— Start Data extract —

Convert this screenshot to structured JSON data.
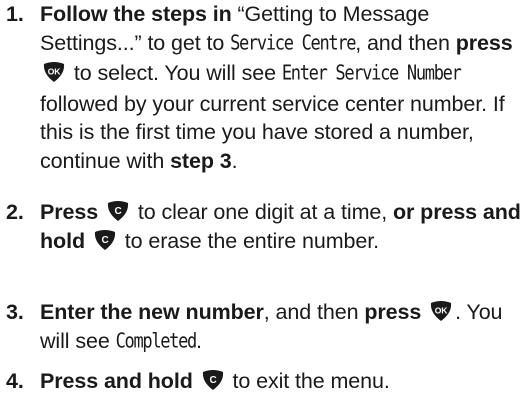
{
  "steps": [
    {
      "number": "1.",
      "parts": {
        "a_bold": "Follow the steps in",
        "b": " “Getting to Message Settings...” to get to ",
        "c_lcd": "Service Centre",
        "d": ", and then ",
        "e_bold": "press",
        "f_icon": "ok-key-icon",
        "g": " to select. You will see ",
        "h_lcd": "Enter Service Number",
        "i": " followed by your current service center number. If this is the first time you have stored a number, continue with ",
        "j_bold": "step 3",
        "k": "."
      }
    },
    {
      "number": "2.",
      "parts": {
        "a_bold": "Press",
        "b_icon": "clear-key-icon",
        "c": " to clear one digit at a time, ",
        "d_bold": "or press and hold",
        "e_icon": "clear-key-icon",
        "f": " to erase the entire number."
      }
    },
    {
      "number": "3.",
      "parts": {
        "a_bold": "Enter the new number",
        "b": ", and then ",
        "c_bold": "press",
        "d_icon": "ok-key-icon",
        "e": ". You will see ",
        "f_lcd": "Completed",
        "g": "."
      }
    },
    {
      "number": "4.",
      "parts": {
        "a_bold": "Press and hold",
        "b_icon": "clear-key-icon",
        "c": " to exit the menu."
      }
    }
  ],
  "icons": {
    "ok_key_label": "OK",
    "clear_key_label": "C",
    "key_color": "#1a1a1a",
    "key_text_color": "#ffffff"
  }
}
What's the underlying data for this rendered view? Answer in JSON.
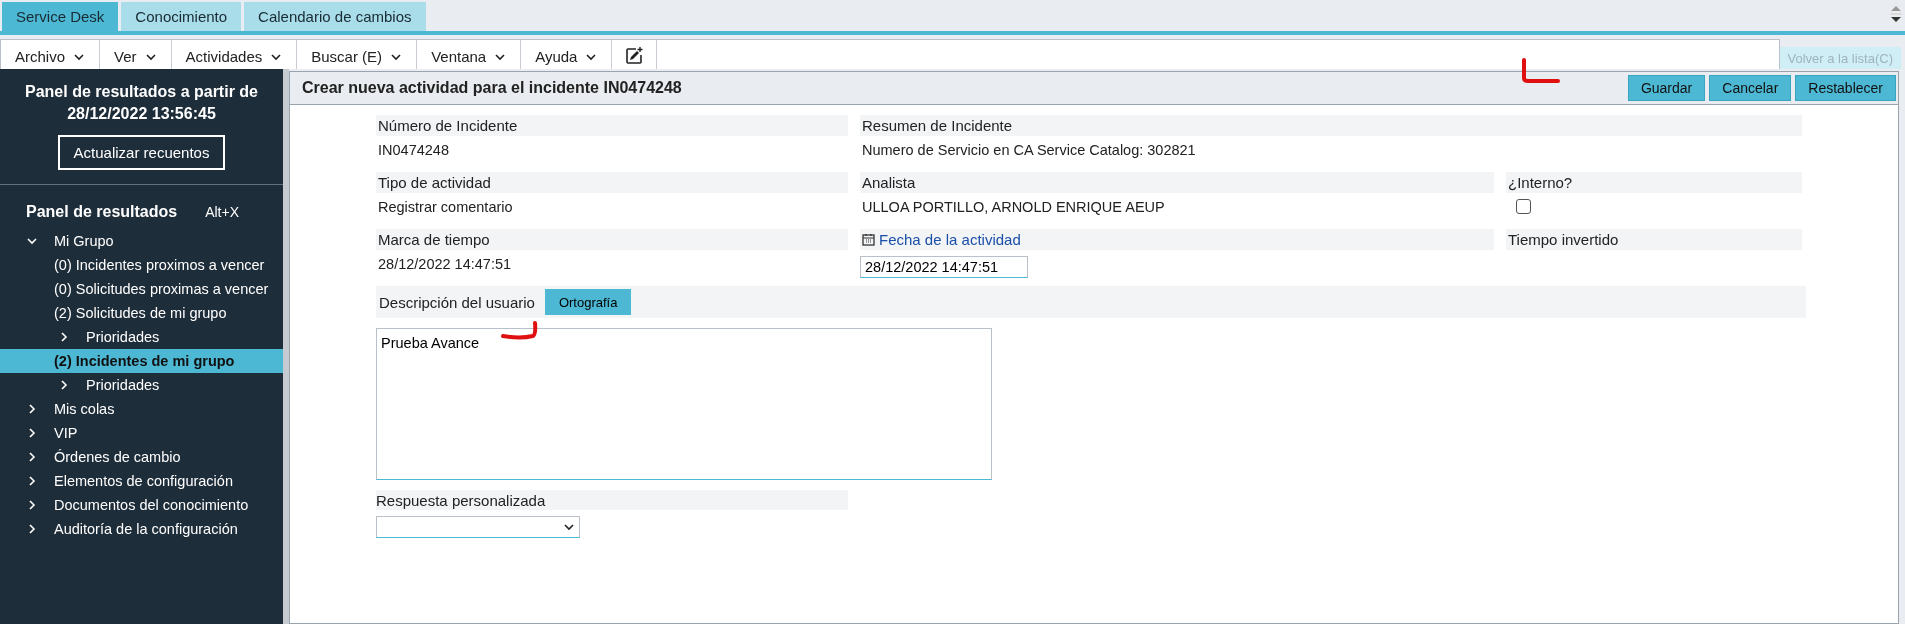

— End Data extract —

■ **Problem**
Above are the records. Copy every line in them holding "will".

■ **Response to this exercise**
        "g": " to select. You will see ",
        "e": ". You will see ",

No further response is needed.